Repeat every record below exactly as written.

━━ Data records

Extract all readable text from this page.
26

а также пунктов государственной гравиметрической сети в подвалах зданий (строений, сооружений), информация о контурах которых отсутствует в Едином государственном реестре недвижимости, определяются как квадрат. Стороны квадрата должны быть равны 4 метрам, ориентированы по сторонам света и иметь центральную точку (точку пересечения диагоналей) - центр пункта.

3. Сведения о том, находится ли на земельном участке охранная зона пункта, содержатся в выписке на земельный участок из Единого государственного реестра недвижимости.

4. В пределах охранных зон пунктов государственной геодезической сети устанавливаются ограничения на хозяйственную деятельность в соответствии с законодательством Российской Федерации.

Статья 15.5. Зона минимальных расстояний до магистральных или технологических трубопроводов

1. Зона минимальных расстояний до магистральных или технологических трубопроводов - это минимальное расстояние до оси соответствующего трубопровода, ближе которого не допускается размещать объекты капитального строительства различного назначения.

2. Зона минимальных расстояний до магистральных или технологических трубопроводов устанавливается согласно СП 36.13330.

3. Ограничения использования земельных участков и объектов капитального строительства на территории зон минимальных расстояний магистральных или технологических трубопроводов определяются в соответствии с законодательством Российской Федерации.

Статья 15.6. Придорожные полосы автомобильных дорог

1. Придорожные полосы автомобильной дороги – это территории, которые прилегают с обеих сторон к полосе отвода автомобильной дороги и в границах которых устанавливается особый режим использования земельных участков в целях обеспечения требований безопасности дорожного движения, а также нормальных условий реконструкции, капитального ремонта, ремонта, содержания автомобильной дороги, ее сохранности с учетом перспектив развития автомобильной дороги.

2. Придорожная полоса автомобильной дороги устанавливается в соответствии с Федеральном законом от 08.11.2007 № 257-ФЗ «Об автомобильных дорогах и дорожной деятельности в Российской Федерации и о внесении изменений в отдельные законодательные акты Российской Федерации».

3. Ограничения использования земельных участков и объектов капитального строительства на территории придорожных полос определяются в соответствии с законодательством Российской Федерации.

━━━━

*Worked solution*
Extract all readable text from this page.
26

а также пунктов государственной гравиметрической сети в подвалах зданий (строений, сооружений), информация о контурах которых отсутствует в Едином государственном реестре недвижимости, определяются как квадрат. Стороны квадрата должны быть равны 4 метрам, ориентированы по сторонам света и иметь центральную точку (точку пересечения диагоналей) - центр пункта.

3. Сведения о том, находится ли на земельном участке охранная зона пункта, содержатся в выписке на земельный участок из Единого государственного реестра недвижимости.

4. В пределах охранных зон пунктов государственной геодезической сети устанавливаются ограничения на хозяйственную деятельность в соответствии с законодательством Российской Федерации.

Статья 15.5. Зона минимальных расстояний до магистральных или технологических трубопроводов

1. Зона минимальных расстояний до магистральных или технологических трубопроводов - это минимальное расстояние до оси соответствующего трубопровода, ближе которого не допускается размещать объекты капитального строительства различного назначения.

2. Зона минимальных расстояний до магистральных или технологических трубопроводов устанавливается согласно СП 36.13330.

3. Ограничения использования земельных участков и объектов капитального строительства на территории зон минимальных расстояний магистральных или технологических трубопроводов определяются в соответствии с законодательством Российской Федерации.

Статья 15.6. Придорожные полосы автомобильных дорог

1. Придорожные полосы автомобильной дороги – это территории, которые прилегают с обеих сторон к полосе отвода автомобильной дороги и в границах которых устанавливается особый режим использования земельных участков в целях обеспечения требований безопасности дорожного движения, а также нормальных условий реконструкции, капитального ремонта, ремонта, содержания автомобильной дороги, ее сохранности с учетом перспектив развития автомобильной дороги.

2. Придорожная полоса автомобильной дороги устанавливается в соответствии с Федеральном законом от 08.11.2007 № 257-ФЗ «Об автомобильных дорогах и дорожной деятельности в Российской Федерации и о внесении изменений в отдельные законодательные акты Российской Федерации».

3. Ограничения использования земельных участков и объектов капитального строительства на территории придорожных полос определяются в соответствии с законодательством Российской Федерации.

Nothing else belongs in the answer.